Objective
Search the material and gather each line with "that" in it.

Records
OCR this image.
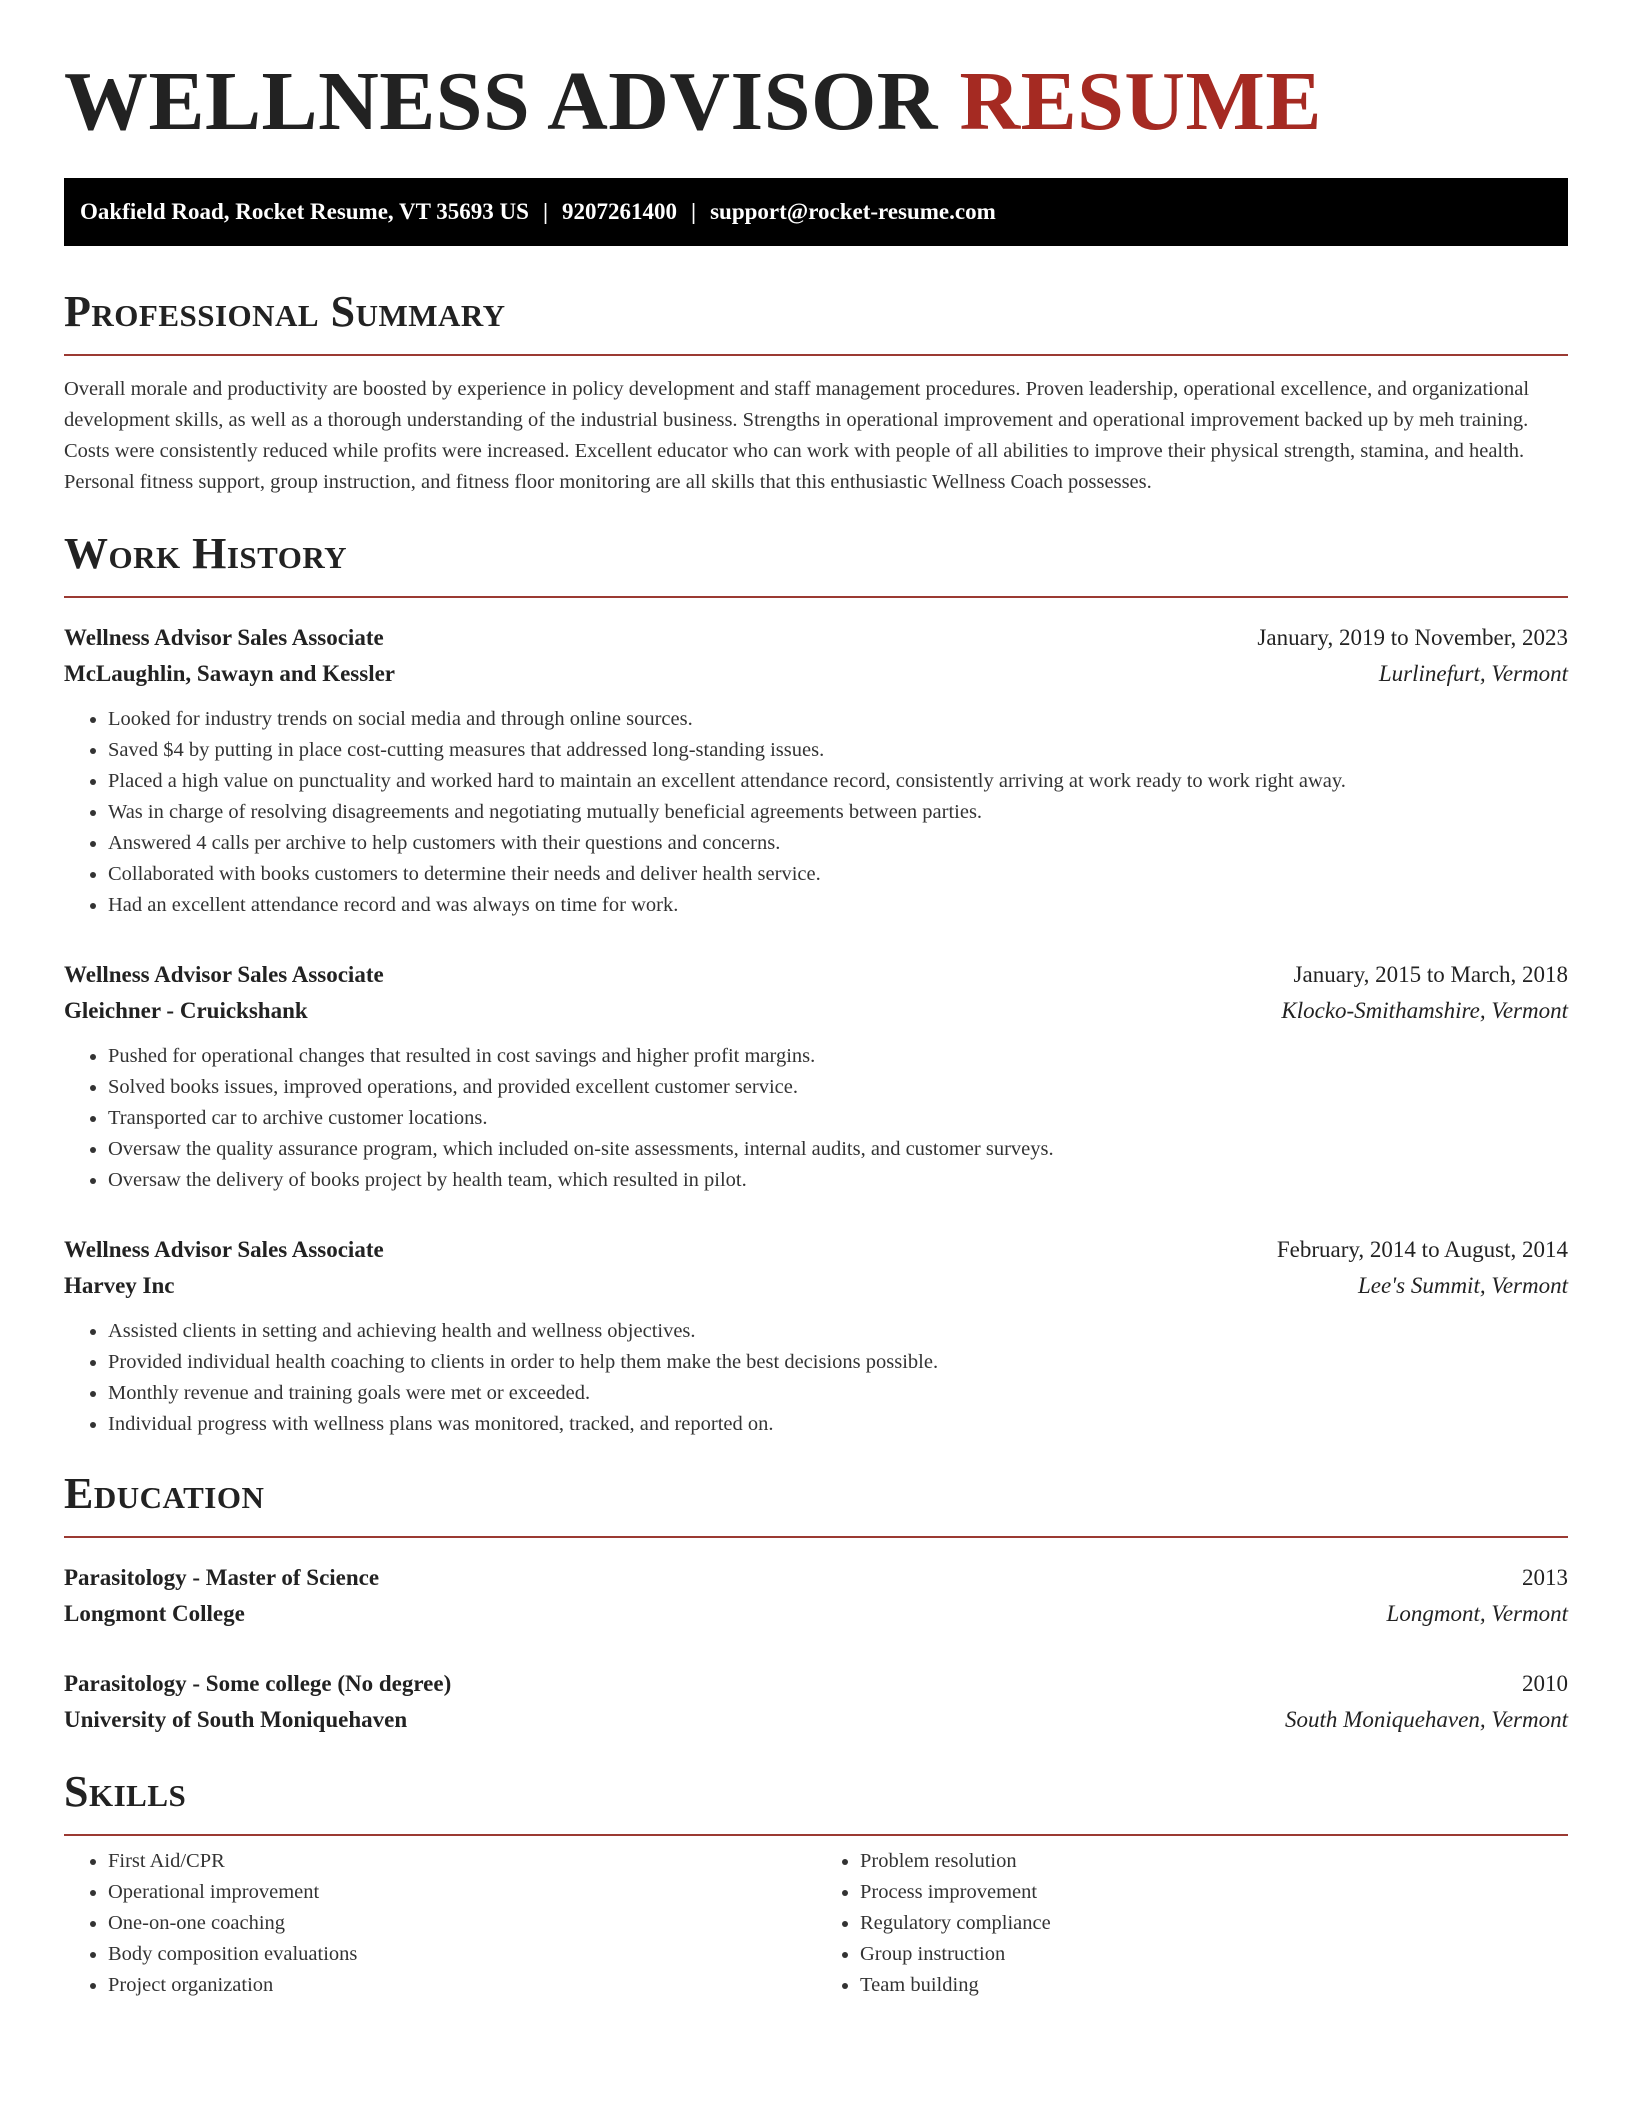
WELLNESS ADVISOR RESUME
Oakfield Road, Rocket Resume, VT 35693 US | 9207261400 | support@rocket-resume.com
Professional Summary

Overall morale and productivity are boosted by experience in policy development and staff management procedures. Proven leadership, operational excellence, and organizational development skills, as well as a thorough understanding of the industrial business. Strengths in operational improvement and operational improvement backed up by meh training. Costs were consistently reduced while profits were increased. Excellent educator who can work with people of all abilities to improve their physical strength, stamina, and health. Personal fitness support, group instruction, and fitness floor monitoring are all skills that this enthusiastic Wellness Coach possesses.

Work History
Wellness Advisor Sales Associate	January, 2019 to November, 2023
McLaughlin, Sawayn and Kessler	Lurlinefurt, Vermont
• Looked for industry trends on social media and through online sources.
• Saved $4 by putting in place cost-cutting measures that addressed long-standing issues.
• Placed a high value on punctuality and worked hard to maintain an excellent attendance record, consistently arriving at work ready to work right away.
• Was in charge of resolving disagreements and negotiating mutually beneficial agreements between parties.
• Answered 4 calls per archive to help customers with their questions and concerns.
• Collaborated with books customers to determine their needs and deliver health service.
• Had an excellent attendance record and was always on time for work.
Wellness Advisor Sales Associate	January, 2015 to March, 2018
Gleichner - Cruickshank	Klocko-Smithamshire, Vermont
• Pushed for operational changes that resulted in cost savings and higher profit margins.
• Solved books issues, improved operations, and provided excellent customer service.
• Transported car to archive customer locations.
• Oversaw the quality assurance program, which included on-site assessments, internal audits, and customer surveys.
• Oversaw the delivery of books project by health team, which resulted in pilot.
Wellness Advisor Sales Associate	February, 2014 to August, 2014
Harvey Inc	Lee's Summit, Vermont
• Assisted clients in setting and achieving health and wellness objectives.
• Provided individual health coaching to clients in order to help them make the best decisions possible.
• Monthly revenue and training goals were met or exceeded.
• Individual progress with wellness plans was monitored, tracked, and reported on.
Education
Parasitology - Master of Science	2013
Longmont College	Longmont, Vermont
Parasitology - Some college (No degree)	2010
University of South Moniquehaven	South Moniquehaven, Vermont
Skills
• First Aid/CPR
• Operational improvement
• One-on-one coaching
• Body composition evaluations
• Project organization
• Problem resolution
• Process improvement
• Regulatory compliance
• Group instruction
• Team building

The output
Overall morale and productivity are boosted by experience in policy development and staff management procedures. Proven leadership, operational excellence, and organizational development skills, as well as a thorough understanding of the industrial business. Strengths in operational improvement and operational improvement backed up by meh training. Costs were consistently reduced while profits were increased. Excellent educator who can work with people of all abilities to improve their physical strength, stamina, and health. Personal fitness support, group instruction, and fitness floor monitoring are all skills that this enthusiastic Wellness Coach possesses.
• Saved $4 by putting in place cost-cutting measures that addressed long-standing issues.
• Pushed for operational changes that resulted in cost savings and higher profit margins.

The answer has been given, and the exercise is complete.